▶ _Records for processing_
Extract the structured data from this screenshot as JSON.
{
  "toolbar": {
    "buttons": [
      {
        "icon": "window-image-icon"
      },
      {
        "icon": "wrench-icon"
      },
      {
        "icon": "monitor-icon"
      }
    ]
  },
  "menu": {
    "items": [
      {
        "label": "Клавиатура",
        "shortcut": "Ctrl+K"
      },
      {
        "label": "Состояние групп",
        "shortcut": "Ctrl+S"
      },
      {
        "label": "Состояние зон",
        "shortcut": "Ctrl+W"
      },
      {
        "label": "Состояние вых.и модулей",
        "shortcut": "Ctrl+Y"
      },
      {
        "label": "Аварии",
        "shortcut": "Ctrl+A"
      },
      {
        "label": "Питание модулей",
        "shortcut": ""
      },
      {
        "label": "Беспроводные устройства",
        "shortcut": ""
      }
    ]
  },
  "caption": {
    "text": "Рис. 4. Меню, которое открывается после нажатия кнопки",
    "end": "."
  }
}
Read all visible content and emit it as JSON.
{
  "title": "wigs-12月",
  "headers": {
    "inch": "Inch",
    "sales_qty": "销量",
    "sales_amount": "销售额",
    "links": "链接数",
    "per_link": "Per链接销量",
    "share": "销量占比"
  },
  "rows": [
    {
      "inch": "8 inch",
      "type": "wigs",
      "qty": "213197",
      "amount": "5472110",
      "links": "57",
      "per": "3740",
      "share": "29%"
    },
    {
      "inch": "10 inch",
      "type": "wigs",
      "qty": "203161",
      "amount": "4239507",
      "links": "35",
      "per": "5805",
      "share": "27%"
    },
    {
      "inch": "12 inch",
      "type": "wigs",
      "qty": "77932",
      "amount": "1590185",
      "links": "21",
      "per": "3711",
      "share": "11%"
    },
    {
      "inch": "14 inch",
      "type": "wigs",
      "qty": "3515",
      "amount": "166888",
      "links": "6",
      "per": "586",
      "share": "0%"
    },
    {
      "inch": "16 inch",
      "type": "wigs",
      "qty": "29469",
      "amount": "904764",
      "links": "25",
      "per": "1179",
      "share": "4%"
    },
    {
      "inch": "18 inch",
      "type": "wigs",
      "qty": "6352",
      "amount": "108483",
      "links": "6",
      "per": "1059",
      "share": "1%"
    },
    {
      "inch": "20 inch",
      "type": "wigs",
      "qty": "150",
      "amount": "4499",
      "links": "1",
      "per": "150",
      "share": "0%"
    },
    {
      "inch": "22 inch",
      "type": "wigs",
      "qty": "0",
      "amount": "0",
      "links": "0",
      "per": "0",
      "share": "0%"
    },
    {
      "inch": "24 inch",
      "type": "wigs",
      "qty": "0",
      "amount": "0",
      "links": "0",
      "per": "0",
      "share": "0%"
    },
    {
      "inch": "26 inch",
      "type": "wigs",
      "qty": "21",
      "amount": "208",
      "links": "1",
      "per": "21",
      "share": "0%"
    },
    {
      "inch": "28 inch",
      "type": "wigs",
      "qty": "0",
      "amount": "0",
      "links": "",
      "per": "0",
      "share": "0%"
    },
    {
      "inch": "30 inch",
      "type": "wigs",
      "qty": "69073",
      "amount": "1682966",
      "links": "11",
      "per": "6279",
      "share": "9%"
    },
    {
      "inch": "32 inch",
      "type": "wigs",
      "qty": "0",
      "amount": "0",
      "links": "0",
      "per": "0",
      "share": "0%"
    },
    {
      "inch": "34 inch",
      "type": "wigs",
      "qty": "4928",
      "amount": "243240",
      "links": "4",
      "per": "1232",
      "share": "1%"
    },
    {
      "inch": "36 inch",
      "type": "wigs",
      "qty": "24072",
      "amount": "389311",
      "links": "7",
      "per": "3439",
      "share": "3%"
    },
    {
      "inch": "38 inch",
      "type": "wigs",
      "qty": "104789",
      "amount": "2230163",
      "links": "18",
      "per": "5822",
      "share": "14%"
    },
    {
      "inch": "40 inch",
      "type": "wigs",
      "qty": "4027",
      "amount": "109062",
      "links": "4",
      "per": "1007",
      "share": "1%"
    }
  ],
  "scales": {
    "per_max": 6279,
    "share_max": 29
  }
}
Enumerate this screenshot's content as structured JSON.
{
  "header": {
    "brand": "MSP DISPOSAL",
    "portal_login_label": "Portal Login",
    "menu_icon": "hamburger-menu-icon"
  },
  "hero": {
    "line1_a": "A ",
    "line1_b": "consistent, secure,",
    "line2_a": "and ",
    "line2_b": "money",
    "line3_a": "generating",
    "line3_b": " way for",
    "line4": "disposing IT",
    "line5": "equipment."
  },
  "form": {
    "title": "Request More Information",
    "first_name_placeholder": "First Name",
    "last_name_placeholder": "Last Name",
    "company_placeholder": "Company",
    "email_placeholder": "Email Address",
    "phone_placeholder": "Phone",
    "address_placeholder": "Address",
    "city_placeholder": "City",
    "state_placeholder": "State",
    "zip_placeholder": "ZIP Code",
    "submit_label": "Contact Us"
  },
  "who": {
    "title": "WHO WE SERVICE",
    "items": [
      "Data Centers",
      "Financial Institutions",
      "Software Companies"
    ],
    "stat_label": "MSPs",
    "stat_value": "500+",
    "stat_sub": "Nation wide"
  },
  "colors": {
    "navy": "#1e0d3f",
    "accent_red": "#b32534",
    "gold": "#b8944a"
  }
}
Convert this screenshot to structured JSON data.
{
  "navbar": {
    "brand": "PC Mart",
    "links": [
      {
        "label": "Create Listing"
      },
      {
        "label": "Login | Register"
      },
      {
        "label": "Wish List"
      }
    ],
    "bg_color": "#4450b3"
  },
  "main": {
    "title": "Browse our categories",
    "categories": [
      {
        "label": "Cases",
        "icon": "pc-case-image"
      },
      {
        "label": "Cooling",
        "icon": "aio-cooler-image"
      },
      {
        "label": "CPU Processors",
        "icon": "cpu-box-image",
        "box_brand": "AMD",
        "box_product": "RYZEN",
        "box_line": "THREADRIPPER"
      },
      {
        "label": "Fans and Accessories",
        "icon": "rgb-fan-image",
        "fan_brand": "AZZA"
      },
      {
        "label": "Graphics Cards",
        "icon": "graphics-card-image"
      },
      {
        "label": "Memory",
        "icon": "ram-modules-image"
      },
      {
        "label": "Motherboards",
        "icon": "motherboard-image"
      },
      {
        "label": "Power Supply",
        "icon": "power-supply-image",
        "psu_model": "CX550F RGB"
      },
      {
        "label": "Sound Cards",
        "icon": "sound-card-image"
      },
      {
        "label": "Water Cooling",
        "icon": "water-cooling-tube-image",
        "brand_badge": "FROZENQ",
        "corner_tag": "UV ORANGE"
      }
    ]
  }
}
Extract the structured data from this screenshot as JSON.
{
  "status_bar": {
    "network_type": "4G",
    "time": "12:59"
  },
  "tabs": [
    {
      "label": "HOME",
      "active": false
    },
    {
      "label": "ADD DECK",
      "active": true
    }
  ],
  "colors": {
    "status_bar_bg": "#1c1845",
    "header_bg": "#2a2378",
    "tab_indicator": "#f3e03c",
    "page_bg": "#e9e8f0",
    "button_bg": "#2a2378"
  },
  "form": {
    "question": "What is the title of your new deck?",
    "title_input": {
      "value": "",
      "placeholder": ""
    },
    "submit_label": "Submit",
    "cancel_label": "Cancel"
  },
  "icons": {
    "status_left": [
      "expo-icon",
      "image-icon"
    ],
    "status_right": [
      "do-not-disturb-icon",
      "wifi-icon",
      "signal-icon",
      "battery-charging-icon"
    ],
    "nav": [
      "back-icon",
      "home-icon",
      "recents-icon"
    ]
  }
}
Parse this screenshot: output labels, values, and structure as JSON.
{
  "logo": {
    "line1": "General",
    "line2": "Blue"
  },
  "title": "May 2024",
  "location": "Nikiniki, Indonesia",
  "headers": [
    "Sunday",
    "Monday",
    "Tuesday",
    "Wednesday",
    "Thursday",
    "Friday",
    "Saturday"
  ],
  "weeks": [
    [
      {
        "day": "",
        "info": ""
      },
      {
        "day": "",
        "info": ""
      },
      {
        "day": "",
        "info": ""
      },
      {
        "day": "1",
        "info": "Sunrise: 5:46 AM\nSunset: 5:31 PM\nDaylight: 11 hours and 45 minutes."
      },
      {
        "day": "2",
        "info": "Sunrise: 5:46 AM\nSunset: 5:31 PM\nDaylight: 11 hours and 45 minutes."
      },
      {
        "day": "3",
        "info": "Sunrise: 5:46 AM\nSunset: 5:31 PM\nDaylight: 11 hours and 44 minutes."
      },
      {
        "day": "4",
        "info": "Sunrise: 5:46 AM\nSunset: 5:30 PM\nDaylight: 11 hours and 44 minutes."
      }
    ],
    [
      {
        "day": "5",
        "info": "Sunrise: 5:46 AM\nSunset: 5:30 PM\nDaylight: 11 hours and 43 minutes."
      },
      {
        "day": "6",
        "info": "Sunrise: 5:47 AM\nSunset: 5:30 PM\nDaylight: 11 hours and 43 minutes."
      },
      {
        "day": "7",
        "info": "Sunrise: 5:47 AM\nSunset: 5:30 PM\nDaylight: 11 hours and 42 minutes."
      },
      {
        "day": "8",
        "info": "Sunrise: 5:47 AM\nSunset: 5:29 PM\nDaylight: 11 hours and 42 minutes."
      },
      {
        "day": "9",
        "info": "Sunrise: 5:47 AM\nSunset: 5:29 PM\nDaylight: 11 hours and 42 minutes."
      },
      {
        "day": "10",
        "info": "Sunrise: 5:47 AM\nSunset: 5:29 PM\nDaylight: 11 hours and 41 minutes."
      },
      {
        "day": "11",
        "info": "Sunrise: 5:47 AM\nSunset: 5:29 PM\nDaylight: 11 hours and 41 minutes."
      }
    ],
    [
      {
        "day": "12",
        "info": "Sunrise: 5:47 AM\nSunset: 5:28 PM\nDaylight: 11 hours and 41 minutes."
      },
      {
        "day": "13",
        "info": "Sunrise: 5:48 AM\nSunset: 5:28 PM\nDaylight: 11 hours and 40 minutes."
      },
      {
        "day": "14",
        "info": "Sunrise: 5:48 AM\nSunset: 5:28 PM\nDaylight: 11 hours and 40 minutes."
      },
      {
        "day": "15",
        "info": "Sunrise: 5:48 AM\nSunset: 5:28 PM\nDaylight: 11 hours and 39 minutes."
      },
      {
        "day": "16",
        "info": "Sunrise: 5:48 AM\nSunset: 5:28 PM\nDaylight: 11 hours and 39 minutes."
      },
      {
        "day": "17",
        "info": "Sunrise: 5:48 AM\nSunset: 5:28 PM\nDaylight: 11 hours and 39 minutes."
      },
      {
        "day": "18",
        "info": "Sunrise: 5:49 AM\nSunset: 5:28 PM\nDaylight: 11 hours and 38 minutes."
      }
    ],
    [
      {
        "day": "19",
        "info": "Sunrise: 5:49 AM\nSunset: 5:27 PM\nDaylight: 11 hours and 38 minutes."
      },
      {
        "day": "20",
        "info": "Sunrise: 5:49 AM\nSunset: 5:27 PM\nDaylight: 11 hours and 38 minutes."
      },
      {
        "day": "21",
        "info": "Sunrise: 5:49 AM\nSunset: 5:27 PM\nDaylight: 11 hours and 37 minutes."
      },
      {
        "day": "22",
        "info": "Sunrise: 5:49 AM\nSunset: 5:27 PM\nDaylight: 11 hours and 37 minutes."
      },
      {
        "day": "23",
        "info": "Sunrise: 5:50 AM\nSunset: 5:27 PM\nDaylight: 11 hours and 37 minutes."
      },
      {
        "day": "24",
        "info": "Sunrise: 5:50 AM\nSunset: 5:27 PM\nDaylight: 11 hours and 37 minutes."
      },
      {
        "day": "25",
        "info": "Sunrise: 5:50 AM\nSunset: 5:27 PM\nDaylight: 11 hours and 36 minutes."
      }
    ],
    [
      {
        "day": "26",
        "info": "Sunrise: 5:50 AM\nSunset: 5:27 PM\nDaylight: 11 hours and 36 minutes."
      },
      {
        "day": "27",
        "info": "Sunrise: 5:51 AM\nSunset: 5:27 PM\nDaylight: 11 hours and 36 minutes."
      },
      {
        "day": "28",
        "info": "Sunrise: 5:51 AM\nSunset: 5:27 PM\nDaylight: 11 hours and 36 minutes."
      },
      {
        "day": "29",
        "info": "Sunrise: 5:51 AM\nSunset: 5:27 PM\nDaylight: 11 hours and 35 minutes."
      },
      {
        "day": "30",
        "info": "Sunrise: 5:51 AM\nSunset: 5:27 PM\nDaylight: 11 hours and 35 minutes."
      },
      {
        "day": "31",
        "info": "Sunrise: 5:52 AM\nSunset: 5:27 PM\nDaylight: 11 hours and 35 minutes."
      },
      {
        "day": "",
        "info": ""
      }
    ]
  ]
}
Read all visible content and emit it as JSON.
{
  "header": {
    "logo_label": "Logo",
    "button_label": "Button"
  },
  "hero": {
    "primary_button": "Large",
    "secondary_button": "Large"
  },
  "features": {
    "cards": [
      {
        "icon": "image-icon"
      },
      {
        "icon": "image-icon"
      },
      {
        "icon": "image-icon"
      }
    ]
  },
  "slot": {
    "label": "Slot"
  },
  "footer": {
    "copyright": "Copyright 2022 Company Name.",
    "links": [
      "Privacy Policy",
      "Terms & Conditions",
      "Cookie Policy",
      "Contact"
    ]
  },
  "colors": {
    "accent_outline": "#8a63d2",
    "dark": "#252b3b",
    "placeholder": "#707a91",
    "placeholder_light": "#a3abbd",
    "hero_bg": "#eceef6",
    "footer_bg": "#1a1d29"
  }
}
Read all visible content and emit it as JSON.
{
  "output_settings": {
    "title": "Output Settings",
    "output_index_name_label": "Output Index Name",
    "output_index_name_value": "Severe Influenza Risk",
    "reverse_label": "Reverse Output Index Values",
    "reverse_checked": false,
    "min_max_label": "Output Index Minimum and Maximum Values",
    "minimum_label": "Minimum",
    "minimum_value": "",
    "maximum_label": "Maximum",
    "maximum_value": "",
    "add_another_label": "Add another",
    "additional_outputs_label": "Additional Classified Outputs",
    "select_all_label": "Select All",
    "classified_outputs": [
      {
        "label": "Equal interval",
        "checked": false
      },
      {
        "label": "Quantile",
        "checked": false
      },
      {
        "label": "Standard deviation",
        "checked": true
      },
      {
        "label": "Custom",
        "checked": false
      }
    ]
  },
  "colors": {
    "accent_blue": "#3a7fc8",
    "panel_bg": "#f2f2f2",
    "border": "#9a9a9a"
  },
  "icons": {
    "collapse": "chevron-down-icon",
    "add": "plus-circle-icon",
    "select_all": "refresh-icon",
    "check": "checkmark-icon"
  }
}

▶ _Exercise_
Identify the lines in the entries that hold "structured" and return each one.

▶ _Solution to this task_
Extract the structured data from this screenshot as JSON.
Enumerate this screenshot's content as structured JSON.
Convert this screenshot to structured JSON data.
Extract the structured data from this screenshot as JSON.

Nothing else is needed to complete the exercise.